YOUR GOAL
Copy every line from the records below that holds the word "dots".

PROVIDED DATA

____________________

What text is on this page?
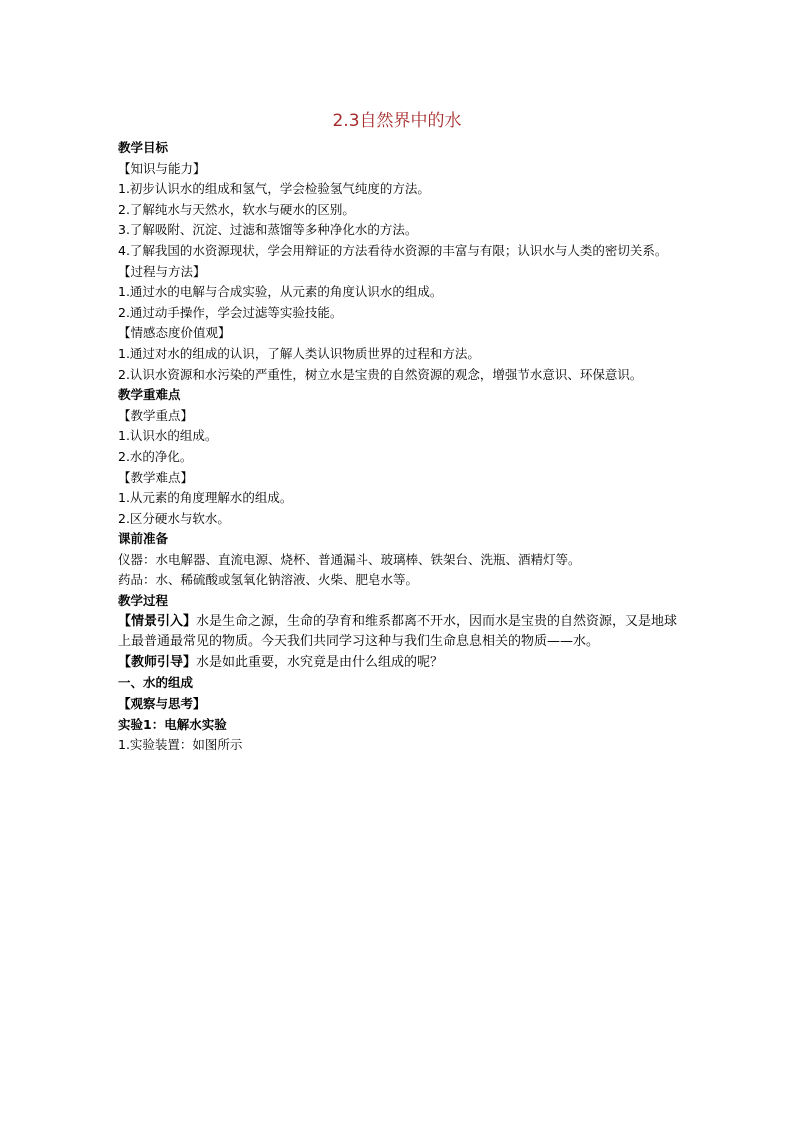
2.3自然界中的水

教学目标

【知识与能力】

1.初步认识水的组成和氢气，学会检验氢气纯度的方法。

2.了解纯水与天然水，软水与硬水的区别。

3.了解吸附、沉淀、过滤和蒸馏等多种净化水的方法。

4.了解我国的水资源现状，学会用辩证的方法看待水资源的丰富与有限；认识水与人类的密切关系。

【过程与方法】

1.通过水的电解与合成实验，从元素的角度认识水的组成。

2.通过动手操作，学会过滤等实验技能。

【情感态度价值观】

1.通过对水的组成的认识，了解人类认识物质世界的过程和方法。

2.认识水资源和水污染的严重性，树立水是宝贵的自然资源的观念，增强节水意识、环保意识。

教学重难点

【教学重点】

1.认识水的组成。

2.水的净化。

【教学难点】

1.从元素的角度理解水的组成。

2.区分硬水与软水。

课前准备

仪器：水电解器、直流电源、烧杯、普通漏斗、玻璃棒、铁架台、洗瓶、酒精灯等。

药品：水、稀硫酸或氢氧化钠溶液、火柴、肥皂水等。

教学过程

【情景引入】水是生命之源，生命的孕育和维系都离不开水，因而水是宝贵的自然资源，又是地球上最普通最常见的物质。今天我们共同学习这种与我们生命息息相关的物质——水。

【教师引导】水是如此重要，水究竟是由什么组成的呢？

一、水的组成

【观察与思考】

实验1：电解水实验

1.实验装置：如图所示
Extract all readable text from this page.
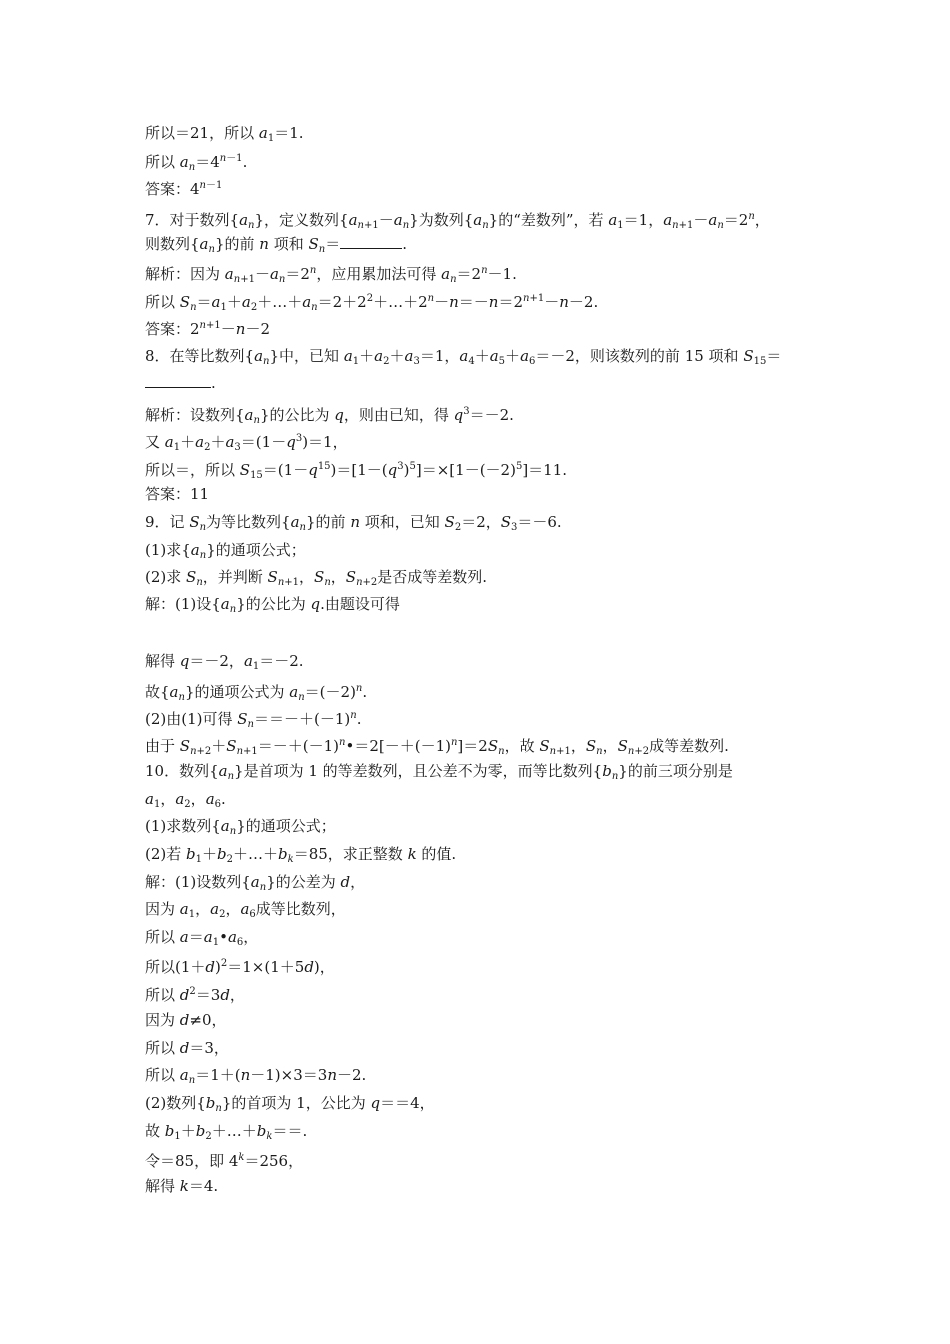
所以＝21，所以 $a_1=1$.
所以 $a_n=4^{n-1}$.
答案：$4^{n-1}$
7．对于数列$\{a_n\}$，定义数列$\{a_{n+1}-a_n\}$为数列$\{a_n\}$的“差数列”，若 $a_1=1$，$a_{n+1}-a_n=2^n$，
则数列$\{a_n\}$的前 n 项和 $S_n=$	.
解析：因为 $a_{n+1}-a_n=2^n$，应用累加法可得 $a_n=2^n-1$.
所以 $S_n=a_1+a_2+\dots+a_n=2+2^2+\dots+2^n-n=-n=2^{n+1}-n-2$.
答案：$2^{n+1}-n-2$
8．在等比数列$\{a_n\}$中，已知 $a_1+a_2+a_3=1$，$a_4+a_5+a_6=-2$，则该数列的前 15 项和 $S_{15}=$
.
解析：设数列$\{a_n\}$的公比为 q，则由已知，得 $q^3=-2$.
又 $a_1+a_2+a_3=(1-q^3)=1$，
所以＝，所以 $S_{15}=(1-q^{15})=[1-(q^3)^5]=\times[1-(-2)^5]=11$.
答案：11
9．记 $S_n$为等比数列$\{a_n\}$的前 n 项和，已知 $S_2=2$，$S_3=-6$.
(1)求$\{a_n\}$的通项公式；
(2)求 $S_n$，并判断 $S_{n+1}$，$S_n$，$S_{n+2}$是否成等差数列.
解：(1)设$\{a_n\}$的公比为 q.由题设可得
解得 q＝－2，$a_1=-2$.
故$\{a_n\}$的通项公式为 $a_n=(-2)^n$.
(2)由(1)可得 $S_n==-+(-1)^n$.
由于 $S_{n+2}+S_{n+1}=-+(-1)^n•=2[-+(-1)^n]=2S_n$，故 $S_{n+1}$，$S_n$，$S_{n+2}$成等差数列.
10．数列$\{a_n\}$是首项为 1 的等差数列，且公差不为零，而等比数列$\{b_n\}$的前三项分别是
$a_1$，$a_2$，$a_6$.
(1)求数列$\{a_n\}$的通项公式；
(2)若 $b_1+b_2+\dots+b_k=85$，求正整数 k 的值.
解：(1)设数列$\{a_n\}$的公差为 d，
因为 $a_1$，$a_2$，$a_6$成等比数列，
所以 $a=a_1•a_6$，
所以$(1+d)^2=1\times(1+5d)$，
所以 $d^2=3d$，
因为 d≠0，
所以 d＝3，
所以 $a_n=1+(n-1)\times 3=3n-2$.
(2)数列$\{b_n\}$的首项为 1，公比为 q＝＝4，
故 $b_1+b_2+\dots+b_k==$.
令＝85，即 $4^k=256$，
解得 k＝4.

____________________

SOLUTION TO THIS EXERCISE
所以 $S_n=a_1+a_2+\dots+a_n=2+2^2+\dots+2^n-n=-n=2^{n+1}-n-2$.
(2)若 $b_1+b_2+\dots+b_k=85$，求正整数 k 的值.
故 $b_1+b_2+\dots+b_k==$.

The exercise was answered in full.